SOURCE TEXT.

# little rant on the ride DVA's



## Guest (Aug 20, 2007)

Ok i have had both last years and the year before... and let me say this the wrachets SUCK!!! first of all they get stuck i would be sitting there at the lift trying to get my foot out on numerous occasions with haveing to resort to using a tool to try to get my foot out .... rrrrrrr as much as I HATE BURTON i think i will end up getting the escapades but who knows .... its so hard to find decent womens free riding gear that isn't directed to the park


----------



## Guest (Aug 20, 2007)

I hear you on the dva's...it is very common with ride bindings unfortunately. I bought the sigma's instead of the dva's and the sigmas didn't have any ratchet issues. I've owned the vxn's and nada for years, it was only the dva's that gave me hell...so i stopped using them.

I freeride and use the sigmas or my rome madisons and those are completely fine even though they are park specific. I've also been liking the K2 Cinches for next season now that they are dialed and don't seem to have too many problems. 

If you want freeride bindings, i rode the rome targas and i wear size 8 and I had no issues with them being too much of a binding for my womens feet and they fit my boots decently. 

The escapades i was not a fan of, i rode next years with the new ratchet system and they were okay but nothing i would spend money on...i think they were too overpriced for the quality of the binding. The madisons are a much better binding than the escapades.


----------



## Guest (Aug 20, 2007)

are the madisons stiff though ... cause i am not a fan of ultra soft bindings.


----------



## BurtonAvenger (Aug 14, 2007)

Madisons are the womens 390's which is a stiffer all mountain binding. For riding in CO get the madisons just note they'll be heavier than your rides.


----------



## Guest (Aug 21, 2007)

hmmm i'll look into them THANKS ya'all!!! time to go spend lots of money lol!


----------



## BurtonAvenger (Aug 14, 2007)

You know Christy sports is having a tent sale in Dillion and in Steamboat that starts on Friday and runs through Labor Day. Screaming deals on stuff. No rome bindings up in Steamboat that I've seen but I think that the WP Powder tools inventory went to Dillion.


----------



## Guest (Aug 26, 2007)

The new struts coming out are stiffer than the madisons...i would look at those, they'll be cheaper as well but still decent bindings for women. I was messing around with them yesterday and compared to the madisons the highback is stiffer and the bindings are very similiar just a couple differences. I prefer softer bindings so i'm sticking with the madisons. But the struts are more like the arsenals for women. I've rode both so i can give you more info but i'd recommend checking them out.

CHALLENGES.
a: Translate this sentence from the snowboard binding thread into Spanish: "Madisons are the womens 390's which is a stiffer all mountain binding."
b: Using the snowboard binding thread, answer each of these:
(i) Which bindings did one poster buy instead of the DVAs?
(ii) What size does the poster who rode the Rome Targas say they wear?
(iii) When does the Christy Sports tent sale start, and when does it end?
c: Write out the stretch of the snowboard binding thread from "I hear you on" through "too many problems.", swapping "K2 Cinches" for "K2 bindings".

MATERIAL SUPPLIED.
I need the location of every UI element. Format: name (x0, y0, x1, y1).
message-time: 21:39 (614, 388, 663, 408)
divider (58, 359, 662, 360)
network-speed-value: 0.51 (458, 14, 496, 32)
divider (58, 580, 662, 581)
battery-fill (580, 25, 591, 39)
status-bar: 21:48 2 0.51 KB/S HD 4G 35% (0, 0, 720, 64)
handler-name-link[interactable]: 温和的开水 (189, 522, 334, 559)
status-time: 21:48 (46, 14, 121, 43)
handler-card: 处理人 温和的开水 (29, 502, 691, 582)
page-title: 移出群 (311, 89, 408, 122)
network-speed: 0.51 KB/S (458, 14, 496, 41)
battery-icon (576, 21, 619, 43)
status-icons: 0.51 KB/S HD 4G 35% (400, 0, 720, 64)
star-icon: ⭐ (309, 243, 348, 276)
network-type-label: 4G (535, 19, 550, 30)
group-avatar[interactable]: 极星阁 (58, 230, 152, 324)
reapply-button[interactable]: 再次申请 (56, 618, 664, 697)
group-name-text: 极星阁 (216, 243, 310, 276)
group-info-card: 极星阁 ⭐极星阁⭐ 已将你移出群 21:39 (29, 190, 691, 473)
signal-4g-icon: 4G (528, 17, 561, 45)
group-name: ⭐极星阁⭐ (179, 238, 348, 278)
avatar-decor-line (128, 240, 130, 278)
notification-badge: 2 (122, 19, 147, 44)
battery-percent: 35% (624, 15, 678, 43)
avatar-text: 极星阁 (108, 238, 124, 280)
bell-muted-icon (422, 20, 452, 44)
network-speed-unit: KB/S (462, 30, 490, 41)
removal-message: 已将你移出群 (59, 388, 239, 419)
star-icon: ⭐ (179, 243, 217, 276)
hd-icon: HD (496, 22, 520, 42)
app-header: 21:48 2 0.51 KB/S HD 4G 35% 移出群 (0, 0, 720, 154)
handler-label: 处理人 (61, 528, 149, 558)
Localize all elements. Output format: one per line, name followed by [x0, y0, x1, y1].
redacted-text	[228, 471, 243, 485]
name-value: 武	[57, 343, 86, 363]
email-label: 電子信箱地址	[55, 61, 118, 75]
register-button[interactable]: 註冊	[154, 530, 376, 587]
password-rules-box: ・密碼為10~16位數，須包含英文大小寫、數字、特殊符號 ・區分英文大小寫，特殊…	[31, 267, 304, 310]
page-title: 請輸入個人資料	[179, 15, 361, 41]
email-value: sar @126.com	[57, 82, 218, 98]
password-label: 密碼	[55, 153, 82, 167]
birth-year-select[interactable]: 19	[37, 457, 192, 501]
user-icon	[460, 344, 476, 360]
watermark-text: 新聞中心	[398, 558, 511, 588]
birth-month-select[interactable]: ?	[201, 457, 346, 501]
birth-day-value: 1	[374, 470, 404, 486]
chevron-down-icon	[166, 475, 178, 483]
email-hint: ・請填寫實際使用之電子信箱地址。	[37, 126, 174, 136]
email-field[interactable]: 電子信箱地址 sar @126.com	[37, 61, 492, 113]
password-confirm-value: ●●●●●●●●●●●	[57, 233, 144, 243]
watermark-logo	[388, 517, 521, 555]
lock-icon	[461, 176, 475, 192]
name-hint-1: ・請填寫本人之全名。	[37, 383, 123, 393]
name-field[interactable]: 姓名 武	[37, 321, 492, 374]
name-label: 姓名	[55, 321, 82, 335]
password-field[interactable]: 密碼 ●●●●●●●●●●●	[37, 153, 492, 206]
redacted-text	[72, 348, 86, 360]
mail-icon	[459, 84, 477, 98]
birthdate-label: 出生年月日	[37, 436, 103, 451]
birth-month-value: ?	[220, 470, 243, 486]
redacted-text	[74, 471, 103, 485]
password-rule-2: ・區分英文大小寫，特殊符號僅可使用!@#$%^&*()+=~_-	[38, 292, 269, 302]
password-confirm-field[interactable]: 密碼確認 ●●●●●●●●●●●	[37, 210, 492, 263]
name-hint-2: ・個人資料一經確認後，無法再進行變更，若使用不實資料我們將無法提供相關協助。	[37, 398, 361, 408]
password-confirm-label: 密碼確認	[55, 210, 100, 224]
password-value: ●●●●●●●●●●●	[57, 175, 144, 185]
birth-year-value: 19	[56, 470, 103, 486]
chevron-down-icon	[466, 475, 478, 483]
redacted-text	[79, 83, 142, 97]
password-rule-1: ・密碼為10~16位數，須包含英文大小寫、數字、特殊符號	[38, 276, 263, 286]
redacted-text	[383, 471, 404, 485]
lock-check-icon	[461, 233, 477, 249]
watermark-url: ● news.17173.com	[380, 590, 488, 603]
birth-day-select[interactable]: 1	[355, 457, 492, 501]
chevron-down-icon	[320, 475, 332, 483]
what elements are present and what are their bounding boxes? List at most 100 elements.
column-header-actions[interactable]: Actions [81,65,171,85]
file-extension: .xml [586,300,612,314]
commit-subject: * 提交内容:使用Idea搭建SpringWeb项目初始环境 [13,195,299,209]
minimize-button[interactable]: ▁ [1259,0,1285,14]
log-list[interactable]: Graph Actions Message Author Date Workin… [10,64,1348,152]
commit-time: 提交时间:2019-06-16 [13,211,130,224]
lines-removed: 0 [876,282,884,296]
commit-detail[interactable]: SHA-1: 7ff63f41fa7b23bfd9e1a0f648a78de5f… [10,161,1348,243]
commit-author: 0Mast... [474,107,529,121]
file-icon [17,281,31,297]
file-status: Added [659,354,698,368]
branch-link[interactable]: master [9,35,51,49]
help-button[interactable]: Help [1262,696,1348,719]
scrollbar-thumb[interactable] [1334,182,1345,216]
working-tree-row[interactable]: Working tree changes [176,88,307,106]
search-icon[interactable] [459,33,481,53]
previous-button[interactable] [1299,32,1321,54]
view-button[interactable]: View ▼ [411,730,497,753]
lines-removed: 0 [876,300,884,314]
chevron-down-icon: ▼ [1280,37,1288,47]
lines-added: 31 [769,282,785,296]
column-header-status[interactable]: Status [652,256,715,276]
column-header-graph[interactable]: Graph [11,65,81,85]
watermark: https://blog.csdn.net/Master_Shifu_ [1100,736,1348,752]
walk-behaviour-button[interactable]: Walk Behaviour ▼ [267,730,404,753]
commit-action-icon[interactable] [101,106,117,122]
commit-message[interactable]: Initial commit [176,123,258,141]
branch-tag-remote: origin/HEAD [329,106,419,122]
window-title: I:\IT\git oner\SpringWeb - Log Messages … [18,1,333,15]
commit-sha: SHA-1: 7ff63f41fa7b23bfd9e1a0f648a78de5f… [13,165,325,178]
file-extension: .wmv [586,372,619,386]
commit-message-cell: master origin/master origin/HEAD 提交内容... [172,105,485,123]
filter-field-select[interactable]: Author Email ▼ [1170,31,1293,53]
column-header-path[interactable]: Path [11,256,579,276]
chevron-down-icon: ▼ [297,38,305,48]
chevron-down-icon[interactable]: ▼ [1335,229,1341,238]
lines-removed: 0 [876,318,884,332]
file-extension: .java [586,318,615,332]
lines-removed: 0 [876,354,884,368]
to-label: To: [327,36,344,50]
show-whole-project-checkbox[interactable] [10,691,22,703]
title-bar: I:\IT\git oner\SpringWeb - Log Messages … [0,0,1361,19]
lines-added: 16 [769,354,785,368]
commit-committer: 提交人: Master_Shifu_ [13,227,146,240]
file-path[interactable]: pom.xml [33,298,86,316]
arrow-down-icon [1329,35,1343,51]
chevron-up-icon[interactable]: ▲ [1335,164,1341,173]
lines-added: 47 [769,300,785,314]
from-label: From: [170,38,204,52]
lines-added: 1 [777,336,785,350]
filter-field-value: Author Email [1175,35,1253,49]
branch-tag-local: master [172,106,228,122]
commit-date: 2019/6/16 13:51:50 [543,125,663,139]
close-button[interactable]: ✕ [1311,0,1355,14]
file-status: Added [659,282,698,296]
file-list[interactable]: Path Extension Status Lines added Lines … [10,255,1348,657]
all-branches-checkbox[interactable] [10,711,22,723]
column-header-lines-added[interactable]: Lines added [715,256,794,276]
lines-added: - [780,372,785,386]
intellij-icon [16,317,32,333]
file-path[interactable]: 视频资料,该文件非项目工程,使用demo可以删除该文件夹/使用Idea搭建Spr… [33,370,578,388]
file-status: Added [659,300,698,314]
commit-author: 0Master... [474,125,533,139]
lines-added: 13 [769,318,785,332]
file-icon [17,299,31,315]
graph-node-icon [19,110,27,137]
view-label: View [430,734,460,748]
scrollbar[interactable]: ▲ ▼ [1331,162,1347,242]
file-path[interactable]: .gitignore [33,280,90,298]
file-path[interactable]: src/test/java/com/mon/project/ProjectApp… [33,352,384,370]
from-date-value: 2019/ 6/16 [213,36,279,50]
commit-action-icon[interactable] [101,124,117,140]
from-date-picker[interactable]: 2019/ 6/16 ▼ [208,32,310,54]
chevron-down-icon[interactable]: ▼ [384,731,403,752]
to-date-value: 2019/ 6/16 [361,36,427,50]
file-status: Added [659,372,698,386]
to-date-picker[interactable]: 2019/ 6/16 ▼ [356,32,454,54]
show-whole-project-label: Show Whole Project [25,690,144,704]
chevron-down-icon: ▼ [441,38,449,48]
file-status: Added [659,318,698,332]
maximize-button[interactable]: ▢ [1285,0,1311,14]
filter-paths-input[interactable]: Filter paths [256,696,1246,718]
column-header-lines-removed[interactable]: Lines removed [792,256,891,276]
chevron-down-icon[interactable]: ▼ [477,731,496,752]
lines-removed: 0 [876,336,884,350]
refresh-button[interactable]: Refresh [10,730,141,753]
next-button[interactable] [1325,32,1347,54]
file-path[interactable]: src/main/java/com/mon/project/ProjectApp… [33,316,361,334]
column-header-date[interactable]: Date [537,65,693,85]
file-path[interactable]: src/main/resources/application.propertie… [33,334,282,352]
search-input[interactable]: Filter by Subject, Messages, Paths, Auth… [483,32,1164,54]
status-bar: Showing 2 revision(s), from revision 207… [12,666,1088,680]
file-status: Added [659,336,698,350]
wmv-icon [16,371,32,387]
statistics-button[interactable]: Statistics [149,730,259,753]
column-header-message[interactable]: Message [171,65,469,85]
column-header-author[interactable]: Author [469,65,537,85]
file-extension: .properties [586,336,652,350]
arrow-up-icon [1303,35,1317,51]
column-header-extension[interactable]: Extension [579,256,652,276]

RESULTS BY TASK.
a: Las Madisons son las 390 para mujeres, que es una fijación all mountain más rígida.

b:
(i) The Sigmas.
(ii) Size 8.
(iii) It starts on Friday and runs through Labor Day.

c:
I hear you on the dva's...it is very common with ride bindings unfortunately. I bought the sigma's instead of the dva's and the sigmas didn't have any ratchet issues. I've owned the vxn's and nada for years, it was only the dva's that gave me hell...so i stopped using them.

I freeride and use the sigmas or my rome madisons and those are completely fine even though they are park specific. I've also been liking the K2 bindings for next season now that they are dialed and don't seem to have too many problems.